[Records contained in a dataset]
*** Block opens ***

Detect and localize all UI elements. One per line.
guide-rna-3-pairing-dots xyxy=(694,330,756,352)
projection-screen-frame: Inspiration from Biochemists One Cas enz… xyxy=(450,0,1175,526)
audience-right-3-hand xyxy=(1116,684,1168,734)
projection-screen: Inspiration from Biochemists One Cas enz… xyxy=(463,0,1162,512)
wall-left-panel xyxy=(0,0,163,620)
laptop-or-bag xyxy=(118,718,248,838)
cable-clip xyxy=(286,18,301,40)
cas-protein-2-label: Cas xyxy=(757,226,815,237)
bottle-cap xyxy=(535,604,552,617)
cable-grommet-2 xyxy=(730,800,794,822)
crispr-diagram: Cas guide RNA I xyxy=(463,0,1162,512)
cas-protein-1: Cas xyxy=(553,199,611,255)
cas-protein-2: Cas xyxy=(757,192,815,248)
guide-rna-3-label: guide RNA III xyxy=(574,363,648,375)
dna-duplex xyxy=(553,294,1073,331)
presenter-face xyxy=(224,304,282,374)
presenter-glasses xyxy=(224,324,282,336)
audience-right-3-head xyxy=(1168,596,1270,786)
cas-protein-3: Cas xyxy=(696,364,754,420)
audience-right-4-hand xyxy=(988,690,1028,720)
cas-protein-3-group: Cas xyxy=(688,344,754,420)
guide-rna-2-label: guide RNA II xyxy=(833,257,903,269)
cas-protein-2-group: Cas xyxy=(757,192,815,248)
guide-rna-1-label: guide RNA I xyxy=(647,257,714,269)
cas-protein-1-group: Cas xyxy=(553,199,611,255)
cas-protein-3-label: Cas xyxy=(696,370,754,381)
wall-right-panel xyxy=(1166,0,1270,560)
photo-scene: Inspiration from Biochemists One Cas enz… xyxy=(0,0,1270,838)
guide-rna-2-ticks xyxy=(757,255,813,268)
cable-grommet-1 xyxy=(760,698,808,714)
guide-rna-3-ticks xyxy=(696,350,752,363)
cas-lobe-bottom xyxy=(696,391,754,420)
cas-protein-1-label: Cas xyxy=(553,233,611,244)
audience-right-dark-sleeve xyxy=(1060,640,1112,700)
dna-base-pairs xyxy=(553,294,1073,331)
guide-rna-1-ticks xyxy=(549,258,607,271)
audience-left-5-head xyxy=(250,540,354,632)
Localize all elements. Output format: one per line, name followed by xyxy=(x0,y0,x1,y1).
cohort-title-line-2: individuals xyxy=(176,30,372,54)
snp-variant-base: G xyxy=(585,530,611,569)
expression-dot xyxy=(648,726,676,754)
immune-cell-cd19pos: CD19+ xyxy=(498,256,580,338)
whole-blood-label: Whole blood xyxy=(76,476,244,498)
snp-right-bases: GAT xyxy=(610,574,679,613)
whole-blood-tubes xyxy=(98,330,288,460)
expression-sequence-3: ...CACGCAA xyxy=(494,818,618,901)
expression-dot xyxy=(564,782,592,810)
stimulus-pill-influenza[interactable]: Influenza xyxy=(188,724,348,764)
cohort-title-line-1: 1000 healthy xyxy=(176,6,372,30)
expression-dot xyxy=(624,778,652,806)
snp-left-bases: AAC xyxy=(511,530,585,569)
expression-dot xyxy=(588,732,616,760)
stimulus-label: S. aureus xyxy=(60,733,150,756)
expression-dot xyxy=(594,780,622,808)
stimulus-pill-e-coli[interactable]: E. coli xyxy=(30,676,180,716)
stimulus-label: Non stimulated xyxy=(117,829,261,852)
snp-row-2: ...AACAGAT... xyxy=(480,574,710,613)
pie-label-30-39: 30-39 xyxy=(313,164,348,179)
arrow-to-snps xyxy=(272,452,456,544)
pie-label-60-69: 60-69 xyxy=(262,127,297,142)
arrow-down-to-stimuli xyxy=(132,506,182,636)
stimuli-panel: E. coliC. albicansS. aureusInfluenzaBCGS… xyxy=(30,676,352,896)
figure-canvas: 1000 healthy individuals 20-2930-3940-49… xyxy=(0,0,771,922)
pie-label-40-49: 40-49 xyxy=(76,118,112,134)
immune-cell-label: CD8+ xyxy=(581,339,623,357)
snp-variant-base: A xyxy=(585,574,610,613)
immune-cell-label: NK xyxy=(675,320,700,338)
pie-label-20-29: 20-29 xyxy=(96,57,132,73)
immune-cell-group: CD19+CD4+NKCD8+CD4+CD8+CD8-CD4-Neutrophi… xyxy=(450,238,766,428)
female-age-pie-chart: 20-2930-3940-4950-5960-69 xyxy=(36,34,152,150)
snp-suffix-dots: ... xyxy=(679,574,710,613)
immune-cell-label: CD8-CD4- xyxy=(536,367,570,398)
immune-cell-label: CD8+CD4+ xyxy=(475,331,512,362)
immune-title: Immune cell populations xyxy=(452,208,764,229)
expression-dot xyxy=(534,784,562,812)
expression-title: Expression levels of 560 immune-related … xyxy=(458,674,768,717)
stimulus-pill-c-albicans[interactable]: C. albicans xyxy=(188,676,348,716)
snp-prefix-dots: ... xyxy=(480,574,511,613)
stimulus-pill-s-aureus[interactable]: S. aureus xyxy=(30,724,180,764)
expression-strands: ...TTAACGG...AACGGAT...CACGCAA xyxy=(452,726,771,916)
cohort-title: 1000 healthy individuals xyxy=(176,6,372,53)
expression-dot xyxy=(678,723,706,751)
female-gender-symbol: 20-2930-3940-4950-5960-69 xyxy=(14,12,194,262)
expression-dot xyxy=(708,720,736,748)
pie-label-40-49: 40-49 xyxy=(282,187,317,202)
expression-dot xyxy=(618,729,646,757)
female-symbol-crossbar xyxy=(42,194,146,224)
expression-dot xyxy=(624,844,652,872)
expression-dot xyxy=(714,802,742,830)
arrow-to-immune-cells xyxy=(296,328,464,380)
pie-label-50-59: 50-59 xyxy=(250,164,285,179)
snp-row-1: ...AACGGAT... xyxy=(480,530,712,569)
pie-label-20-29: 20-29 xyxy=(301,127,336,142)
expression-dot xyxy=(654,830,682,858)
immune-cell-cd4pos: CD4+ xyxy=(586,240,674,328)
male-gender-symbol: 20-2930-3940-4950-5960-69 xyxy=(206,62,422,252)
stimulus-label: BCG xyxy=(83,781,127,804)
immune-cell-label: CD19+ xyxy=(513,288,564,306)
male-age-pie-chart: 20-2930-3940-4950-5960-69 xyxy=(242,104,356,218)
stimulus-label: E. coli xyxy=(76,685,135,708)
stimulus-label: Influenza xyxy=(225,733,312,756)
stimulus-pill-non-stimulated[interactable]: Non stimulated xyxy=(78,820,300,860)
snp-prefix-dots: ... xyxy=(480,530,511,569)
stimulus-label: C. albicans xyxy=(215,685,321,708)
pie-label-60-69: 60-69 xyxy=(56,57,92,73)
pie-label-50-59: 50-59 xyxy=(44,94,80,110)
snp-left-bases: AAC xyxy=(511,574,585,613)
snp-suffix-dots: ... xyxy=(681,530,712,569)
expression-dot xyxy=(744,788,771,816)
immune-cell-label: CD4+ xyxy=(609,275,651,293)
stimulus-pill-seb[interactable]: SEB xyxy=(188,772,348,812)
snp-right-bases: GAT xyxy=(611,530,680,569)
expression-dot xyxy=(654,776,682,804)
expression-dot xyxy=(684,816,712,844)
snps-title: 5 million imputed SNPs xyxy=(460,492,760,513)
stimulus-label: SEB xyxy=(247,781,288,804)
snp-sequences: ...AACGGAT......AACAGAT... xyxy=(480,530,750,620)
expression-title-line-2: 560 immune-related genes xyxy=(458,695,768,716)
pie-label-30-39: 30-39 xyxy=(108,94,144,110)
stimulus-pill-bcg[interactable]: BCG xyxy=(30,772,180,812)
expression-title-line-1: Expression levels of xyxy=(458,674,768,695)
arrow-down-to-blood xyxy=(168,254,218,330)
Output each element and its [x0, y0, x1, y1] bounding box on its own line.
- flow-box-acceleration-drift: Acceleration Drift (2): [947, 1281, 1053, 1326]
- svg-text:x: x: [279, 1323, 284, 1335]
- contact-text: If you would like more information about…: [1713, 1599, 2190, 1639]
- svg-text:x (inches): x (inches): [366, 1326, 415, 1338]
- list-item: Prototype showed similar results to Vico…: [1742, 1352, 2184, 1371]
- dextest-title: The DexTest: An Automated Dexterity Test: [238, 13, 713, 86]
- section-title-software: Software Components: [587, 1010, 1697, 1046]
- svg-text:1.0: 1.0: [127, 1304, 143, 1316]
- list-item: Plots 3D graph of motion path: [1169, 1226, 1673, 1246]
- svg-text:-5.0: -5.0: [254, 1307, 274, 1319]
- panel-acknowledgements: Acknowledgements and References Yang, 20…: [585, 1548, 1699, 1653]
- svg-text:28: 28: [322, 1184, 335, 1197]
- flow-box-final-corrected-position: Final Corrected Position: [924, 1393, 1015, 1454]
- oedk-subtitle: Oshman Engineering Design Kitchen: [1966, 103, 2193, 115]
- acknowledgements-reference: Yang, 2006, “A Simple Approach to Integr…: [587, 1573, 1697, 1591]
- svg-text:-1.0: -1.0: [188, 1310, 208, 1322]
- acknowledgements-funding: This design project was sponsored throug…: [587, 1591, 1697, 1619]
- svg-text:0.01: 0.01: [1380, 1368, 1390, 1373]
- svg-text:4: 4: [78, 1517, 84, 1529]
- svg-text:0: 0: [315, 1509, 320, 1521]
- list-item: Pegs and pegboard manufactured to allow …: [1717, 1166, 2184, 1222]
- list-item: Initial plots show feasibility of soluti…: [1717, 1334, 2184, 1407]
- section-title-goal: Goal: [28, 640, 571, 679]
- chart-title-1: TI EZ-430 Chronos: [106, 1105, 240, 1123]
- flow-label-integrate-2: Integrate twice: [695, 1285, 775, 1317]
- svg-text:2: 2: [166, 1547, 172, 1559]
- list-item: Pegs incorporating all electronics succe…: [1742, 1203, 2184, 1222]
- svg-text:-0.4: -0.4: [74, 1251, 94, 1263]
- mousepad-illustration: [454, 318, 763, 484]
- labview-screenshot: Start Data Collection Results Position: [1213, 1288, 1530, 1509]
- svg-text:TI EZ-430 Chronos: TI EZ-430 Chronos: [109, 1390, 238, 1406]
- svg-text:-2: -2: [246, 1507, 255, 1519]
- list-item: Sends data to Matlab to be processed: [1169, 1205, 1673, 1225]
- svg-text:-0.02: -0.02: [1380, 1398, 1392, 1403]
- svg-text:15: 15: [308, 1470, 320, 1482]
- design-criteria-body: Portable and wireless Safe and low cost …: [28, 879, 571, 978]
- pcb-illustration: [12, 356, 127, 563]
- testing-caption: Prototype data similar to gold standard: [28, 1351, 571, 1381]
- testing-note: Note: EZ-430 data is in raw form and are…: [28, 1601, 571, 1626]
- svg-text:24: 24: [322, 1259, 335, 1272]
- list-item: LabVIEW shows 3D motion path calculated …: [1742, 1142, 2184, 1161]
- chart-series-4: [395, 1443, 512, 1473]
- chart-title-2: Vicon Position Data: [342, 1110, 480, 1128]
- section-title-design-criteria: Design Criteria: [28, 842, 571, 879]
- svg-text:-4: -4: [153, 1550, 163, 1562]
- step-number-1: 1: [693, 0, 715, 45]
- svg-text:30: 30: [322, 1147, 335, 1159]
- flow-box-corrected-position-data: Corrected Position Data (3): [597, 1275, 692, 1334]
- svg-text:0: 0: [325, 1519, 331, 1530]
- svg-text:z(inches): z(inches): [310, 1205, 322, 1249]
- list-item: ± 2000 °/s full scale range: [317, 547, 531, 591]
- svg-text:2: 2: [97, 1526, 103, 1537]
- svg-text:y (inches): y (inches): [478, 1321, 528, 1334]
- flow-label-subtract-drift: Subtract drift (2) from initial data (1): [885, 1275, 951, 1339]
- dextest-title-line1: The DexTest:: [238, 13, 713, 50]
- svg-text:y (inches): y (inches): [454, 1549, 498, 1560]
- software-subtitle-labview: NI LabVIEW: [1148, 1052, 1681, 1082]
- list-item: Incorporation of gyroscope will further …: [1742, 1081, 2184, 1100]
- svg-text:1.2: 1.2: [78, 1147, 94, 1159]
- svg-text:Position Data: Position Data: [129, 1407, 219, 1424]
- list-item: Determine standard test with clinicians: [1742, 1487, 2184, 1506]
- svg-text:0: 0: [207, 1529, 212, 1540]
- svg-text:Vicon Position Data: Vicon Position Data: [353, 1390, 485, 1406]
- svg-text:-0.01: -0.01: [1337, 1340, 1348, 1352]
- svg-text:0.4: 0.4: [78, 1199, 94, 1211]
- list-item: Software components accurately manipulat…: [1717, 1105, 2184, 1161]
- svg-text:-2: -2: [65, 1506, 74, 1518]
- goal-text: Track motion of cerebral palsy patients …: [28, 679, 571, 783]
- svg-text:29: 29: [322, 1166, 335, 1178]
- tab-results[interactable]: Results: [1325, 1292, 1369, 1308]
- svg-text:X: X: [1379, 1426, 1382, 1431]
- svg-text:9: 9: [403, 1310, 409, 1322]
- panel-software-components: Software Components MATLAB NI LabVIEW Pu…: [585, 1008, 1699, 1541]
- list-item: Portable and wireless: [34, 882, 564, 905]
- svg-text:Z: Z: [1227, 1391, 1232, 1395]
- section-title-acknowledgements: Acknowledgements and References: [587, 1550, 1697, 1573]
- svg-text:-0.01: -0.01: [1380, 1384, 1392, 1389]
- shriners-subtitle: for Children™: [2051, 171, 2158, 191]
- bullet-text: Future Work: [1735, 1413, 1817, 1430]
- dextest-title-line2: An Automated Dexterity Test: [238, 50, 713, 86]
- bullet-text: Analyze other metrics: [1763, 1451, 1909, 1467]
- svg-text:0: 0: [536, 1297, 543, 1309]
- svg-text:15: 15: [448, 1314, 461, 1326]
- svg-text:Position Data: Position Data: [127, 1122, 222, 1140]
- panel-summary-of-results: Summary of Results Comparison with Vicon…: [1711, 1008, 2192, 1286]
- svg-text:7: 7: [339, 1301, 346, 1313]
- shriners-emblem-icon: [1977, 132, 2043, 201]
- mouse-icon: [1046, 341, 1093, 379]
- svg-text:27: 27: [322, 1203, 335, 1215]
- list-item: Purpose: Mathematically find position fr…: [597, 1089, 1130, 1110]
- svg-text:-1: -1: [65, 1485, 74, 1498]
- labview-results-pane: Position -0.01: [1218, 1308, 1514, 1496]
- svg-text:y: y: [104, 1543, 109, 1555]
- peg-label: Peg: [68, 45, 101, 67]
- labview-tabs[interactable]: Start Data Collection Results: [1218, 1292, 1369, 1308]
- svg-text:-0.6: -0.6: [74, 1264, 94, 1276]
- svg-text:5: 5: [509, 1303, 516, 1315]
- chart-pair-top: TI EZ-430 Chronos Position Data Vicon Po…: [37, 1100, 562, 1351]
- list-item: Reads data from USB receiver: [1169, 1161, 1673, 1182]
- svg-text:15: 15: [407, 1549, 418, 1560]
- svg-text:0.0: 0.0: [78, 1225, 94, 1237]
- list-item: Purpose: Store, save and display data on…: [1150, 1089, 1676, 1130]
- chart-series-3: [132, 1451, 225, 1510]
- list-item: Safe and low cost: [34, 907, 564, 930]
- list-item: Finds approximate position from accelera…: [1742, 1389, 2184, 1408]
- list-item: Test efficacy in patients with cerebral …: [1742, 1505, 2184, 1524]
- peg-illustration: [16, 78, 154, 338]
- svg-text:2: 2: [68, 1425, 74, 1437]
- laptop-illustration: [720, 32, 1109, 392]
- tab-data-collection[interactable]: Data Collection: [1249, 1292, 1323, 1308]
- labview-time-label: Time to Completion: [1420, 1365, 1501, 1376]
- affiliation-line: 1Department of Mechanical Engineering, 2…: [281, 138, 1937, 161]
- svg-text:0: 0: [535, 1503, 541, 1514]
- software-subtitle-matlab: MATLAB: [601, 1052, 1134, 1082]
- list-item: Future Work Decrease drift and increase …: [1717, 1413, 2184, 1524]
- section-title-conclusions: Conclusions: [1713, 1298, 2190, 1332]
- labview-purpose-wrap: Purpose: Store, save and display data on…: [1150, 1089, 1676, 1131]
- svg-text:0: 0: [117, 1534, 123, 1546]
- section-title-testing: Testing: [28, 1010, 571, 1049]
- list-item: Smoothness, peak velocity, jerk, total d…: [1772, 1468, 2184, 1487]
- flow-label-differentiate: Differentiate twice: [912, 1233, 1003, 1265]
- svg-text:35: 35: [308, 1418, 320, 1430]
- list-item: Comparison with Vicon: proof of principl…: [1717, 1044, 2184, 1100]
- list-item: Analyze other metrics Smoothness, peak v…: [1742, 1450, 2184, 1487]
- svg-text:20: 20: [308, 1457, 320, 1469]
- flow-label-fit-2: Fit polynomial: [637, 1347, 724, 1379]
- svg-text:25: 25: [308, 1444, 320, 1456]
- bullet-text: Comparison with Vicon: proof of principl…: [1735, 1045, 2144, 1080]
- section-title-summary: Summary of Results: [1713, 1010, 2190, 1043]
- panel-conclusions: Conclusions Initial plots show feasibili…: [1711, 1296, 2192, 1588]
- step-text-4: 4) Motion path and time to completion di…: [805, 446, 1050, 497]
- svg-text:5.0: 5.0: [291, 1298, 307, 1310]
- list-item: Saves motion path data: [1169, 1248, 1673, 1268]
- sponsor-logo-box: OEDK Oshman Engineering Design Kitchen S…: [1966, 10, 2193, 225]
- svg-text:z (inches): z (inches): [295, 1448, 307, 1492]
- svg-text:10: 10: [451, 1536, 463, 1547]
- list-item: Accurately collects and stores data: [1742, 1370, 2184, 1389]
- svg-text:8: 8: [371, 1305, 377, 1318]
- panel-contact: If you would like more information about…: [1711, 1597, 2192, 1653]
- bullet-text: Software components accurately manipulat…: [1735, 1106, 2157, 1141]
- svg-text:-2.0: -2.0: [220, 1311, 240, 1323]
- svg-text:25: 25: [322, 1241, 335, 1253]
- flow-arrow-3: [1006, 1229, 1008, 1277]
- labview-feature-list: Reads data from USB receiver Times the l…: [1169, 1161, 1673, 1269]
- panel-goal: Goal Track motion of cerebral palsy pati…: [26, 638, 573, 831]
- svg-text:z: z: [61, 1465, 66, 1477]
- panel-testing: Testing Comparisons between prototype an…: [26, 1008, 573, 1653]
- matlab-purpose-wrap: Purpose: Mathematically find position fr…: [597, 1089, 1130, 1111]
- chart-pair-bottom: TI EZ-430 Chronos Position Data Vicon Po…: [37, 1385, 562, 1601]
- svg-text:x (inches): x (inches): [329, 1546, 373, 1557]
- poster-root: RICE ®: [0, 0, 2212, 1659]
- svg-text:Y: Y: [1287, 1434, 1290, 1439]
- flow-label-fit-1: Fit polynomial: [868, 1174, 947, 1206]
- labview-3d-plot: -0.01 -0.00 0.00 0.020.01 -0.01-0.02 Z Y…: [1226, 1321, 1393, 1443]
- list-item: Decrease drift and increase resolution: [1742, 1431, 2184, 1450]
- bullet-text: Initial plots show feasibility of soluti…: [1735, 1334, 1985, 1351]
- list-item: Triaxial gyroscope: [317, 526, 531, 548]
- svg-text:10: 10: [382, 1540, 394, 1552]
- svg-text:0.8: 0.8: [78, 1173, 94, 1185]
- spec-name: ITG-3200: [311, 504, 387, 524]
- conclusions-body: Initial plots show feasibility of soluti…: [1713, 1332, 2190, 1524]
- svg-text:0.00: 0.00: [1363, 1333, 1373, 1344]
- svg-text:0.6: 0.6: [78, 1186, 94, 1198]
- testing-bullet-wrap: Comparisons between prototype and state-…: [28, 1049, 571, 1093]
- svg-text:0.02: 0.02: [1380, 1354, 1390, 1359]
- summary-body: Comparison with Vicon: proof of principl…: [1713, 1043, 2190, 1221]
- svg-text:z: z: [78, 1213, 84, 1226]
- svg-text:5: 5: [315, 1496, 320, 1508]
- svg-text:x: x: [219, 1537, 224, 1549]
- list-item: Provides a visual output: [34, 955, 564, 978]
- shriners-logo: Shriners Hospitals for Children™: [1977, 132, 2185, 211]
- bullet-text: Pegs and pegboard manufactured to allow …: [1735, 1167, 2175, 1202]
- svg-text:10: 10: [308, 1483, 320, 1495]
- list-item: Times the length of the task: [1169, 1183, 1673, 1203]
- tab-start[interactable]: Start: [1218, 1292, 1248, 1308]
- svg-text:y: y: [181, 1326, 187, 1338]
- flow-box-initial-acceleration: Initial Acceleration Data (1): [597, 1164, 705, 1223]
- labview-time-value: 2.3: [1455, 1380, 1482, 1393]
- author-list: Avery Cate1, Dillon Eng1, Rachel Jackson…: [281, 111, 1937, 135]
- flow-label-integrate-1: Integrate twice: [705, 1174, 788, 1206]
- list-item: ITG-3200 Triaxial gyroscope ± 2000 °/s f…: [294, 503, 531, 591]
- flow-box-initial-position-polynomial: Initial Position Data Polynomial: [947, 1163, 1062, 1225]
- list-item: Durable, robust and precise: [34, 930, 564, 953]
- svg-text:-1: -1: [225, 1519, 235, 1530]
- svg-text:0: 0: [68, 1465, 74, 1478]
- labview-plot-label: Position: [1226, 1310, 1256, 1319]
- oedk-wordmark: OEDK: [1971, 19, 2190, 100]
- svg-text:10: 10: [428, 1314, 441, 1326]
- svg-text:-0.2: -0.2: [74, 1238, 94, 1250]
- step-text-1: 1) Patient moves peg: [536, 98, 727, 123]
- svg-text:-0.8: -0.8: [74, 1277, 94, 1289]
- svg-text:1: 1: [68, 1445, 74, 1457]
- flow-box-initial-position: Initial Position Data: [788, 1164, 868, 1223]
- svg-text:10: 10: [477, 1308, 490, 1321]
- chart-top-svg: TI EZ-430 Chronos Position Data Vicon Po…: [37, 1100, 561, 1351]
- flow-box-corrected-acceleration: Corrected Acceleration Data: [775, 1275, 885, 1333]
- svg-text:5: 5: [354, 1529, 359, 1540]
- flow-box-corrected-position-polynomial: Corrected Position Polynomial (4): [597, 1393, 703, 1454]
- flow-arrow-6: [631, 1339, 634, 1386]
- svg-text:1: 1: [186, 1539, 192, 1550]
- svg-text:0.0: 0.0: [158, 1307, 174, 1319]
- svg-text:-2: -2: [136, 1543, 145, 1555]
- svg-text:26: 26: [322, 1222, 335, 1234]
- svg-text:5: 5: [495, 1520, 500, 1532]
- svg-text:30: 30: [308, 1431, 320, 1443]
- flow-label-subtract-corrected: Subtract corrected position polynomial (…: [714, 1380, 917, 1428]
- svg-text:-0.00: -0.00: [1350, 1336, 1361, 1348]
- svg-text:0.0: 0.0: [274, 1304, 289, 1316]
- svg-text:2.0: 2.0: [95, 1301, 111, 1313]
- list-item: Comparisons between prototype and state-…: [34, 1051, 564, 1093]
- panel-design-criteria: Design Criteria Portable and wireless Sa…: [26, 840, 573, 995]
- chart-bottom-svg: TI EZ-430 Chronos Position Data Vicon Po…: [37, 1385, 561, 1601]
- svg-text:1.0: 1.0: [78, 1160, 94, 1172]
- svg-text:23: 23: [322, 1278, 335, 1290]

*** Block closes ***

Copy each line of the records that has "panel" in it.

Result for this task —
wall-left-panel xyxy=(0,0,163,620)
wall-right-panel xyxy=(1166,0,1270,560)
stimuli-panel: E. coliC. albicansS. aureusInfluenzaBCGS… xyxy=(30,676,352,896)
- panel-acknowledgements: Acknowledgements and References Yang, 20…: [585, 1548, 1699, 1653]
- panel-software-components: Software Components MATLAB NI LabVIEW Pu…: [585, 1008, 1699, 1541]
- panel-summary-of-results: Summary of Results Comparison with Vicon…: [1711, 1008, 2192, 1286]
- panel-conclusions: Conclusions Initial plots show feasibili…: [1711, 1296, 2192, 1588]
- panel-contact: If you would like more information about…: [1711, 1597, 2192, 1653]
- panel-goal: Goal Track motion of cerebral palsy pati…: [26, 638, 573, 831]
- panel-testing: Testing Comparisons between prototype an…: [26, 1008, 573, 1653]
- panel-design-criteria: Design Criteria Portable and wireless Sa…: [26, 840, 573, 995]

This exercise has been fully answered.